EXERCISE AIM → Across the material below, how many lines contain the word "осуществляющих"? Give only the number.

DATA SHOWN →

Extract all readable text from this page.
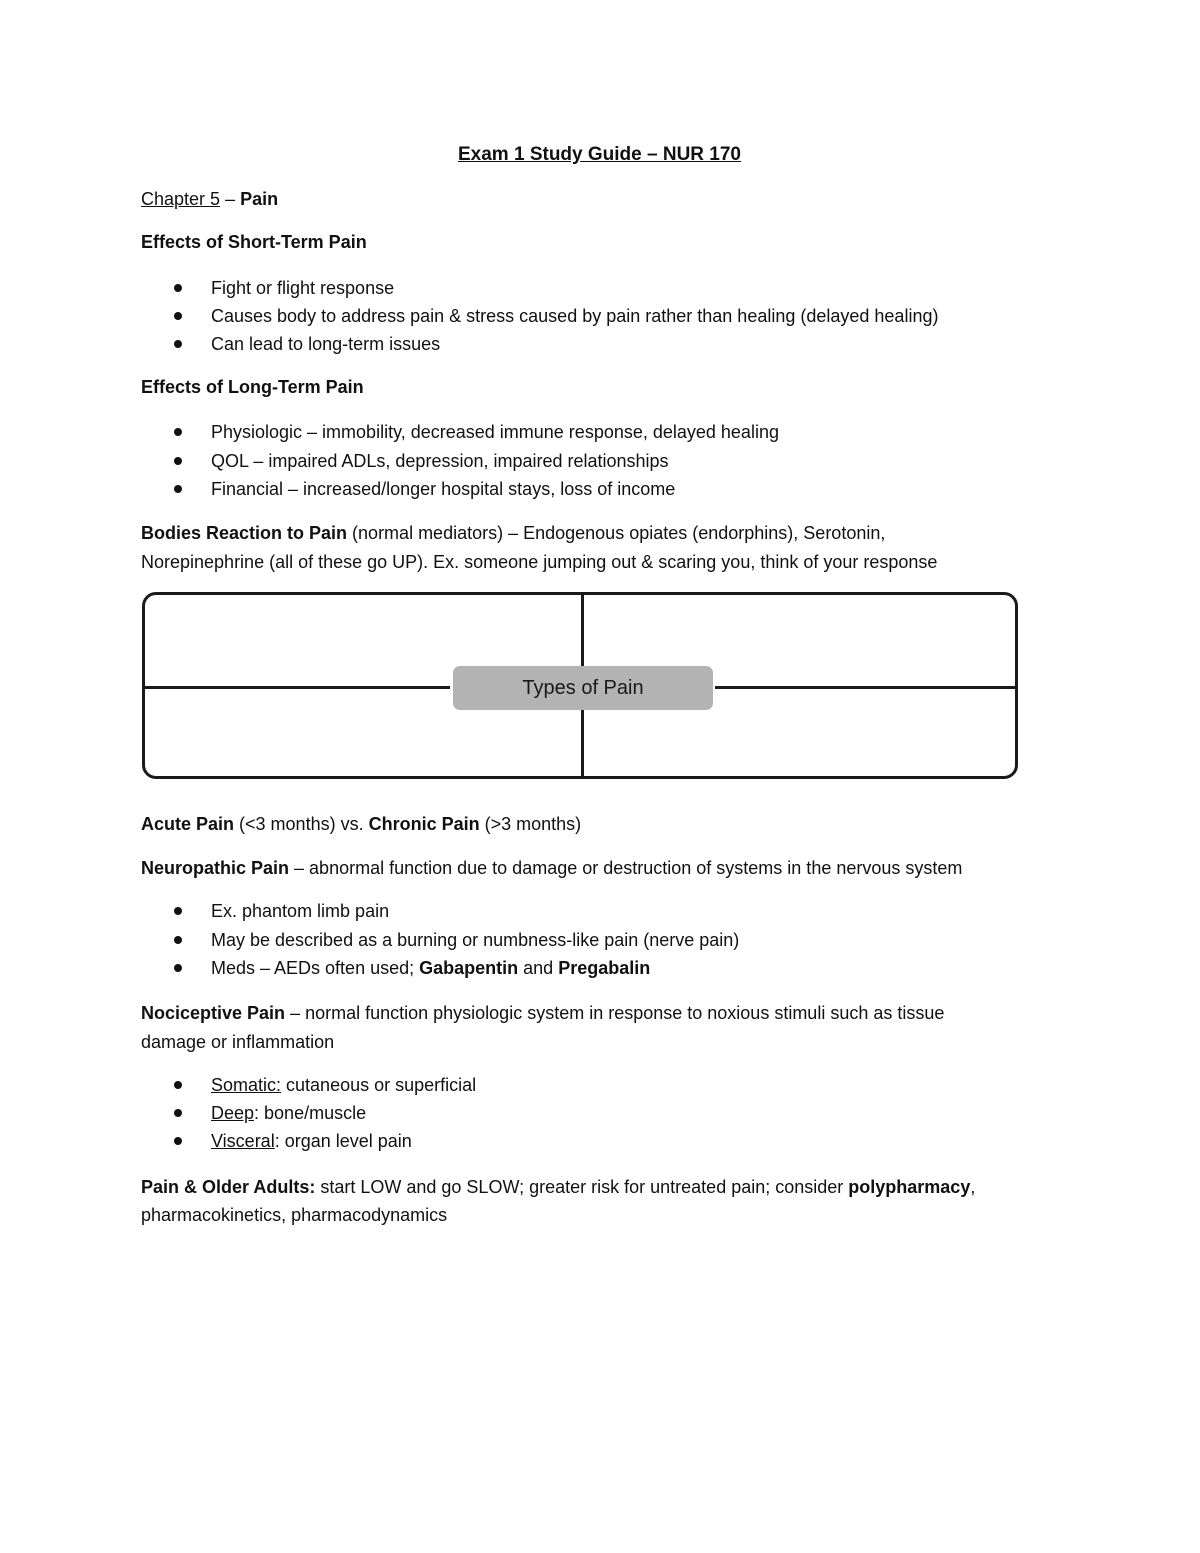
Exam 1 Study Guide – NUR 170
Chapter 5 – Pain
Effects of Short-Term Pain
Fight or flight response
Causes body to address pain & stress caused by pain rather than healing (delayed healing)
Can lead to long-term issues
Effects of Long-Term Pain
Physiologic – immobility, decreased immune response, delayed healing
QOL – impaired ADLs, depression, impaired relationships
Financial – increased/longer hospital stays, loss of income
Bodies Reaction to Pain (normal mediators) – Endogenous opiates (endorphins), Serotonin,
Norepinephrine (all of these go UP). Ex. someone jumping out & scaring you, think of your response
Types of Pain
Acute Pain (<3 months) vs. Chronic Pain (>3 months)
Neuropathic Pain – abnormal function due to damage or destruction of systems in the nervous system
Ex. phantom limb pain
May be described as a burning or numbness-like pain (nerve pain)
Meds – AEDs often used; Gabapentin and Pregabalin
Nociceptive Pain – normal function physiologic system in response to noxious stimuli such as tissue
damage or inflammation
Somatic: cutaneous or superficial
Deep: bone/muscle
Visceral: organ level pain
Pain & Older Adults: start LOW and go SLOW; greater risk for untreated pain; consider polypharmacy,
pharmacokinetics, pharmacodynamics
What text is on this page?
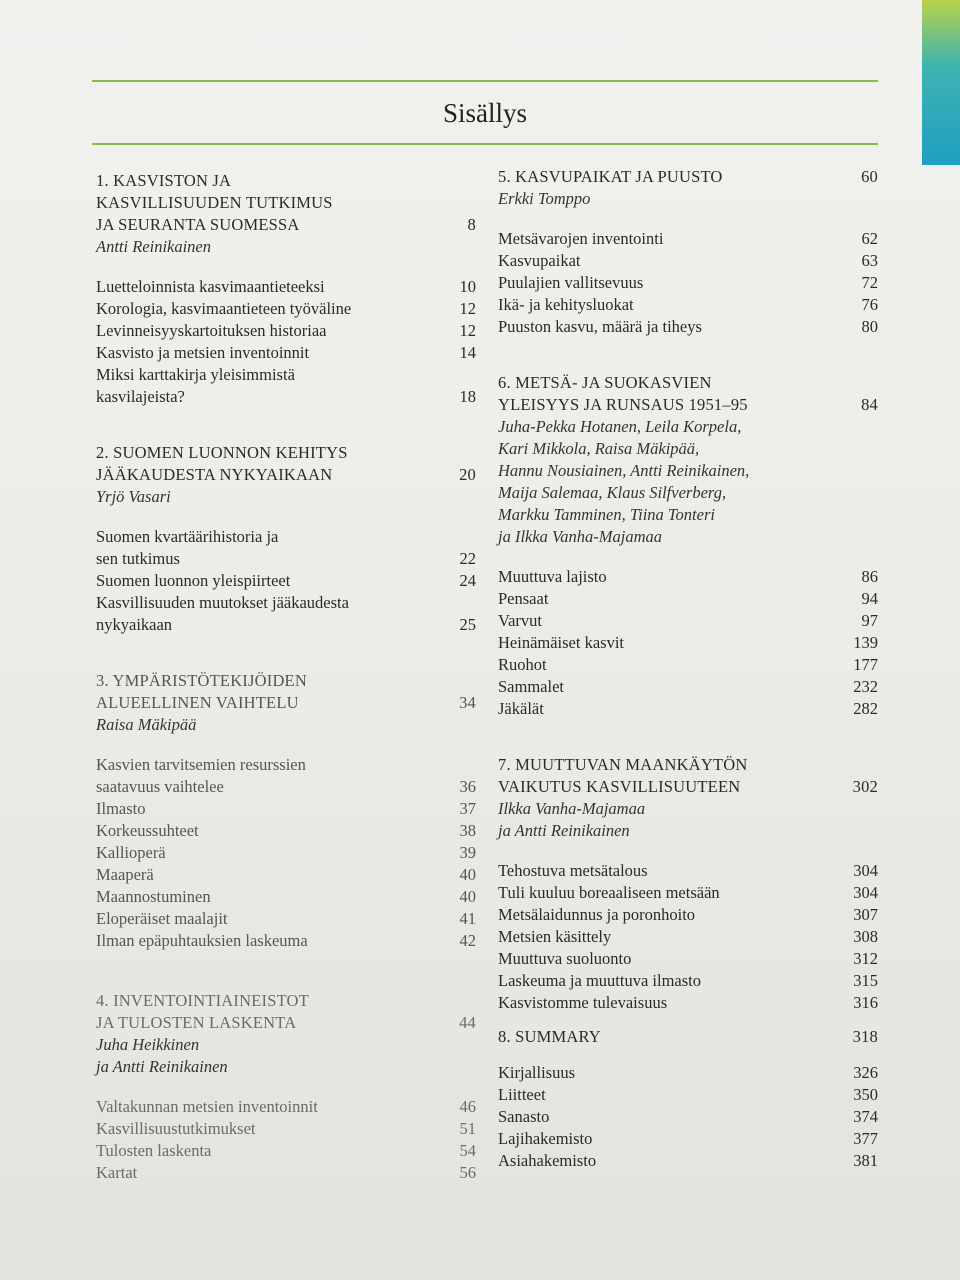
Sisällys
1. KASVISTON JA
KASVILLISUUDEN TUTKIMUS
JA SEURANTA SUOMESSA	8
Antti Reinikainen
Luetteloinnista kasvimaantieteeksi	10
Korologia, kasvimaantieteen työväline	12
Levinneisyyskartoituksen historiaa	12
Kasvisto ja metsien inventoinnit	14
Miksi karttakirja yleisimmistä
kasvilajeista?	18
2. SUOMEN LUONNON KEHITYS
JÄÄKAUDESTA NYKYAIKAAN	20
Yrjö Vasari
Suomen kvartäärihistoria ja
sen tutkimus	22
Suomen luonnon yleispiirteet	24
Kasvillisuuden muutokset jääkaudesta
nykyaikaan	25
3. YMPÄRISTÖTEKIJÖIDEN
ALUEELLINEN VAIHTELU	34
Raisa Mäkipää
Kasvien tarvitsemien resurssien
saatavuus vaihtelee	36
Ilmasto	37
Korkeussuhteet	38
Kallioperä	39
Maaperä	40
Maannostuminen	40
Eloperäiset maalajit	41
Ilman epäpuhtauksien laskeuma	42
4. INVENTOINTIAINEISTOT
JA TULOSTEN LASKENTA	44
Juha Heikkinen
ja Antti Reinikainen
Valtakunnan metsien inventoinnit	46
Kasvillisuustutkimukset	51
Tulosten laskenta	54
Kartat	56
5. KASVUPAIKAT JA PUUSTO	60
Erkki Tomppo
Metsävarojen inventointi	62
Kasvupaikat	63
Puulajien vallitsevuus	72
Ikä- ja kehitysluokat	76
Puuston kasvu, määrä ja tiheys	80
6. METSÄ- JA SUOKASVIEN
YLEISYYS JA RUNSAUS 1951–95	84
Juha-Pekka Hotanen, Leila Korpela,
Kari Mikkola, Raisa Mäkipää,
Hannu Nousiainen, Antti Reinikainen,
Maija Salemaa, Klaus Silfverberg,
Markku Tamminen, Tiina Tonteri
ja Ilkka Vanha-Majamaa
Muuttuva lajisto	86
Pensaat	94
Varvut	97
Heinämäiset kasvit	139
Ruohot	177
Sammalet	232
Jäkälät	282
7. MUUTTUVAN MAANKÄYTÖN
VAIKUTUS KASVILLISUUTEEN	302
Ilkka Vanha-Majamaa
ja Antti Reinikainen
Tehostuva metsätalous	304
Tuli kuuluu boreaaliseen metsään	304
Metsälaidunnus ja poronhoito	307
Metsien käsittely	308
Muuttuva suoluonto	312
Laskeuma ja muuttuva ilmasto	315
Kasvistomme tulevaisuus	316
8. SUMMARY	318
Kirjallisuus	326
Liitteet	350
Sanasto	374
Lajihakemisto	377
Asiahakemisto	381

* * *

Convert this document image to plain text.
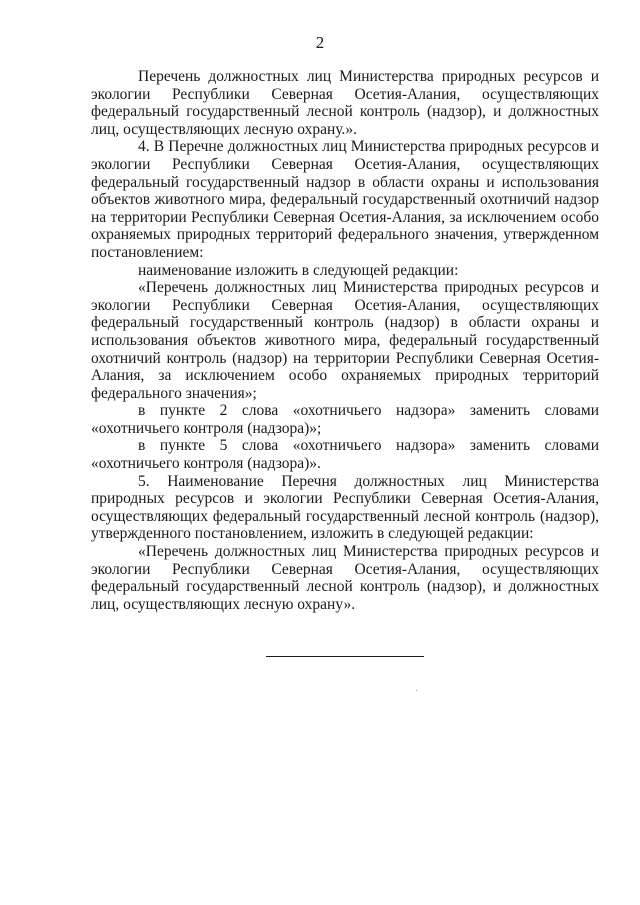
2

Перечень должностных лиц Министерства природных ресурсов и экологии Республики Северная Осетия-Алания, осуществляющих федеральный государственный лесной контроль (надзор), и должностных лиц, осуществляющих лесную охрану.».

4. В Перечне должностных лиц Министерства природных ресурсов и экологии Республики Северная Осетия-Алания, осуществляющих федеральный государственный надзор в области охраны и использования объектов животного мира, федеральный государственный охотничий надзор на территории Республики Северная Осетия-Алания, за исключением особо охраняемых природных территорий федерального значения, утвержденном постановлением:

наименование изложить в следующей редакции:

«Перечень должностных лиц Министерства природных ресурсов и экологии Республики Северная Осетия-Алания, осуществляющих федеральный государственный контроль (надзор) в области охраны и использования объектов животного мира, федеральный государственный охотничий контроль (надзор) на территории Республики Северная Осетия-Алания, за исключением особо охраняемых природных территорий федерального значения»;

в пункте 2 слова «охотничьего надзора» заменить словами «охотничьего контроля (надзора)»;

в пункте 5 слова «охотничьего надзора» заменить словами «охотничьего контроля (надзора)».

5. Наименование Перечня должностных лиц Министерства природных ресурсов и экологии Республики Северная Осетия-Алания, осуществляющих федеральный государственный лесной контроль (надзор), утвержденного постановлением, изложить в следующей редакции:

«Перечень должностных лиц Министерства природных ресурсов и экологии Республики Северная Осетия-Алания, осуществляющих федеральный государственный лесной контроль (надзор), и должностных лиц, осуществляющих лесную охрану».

FULL OUTPUT → 5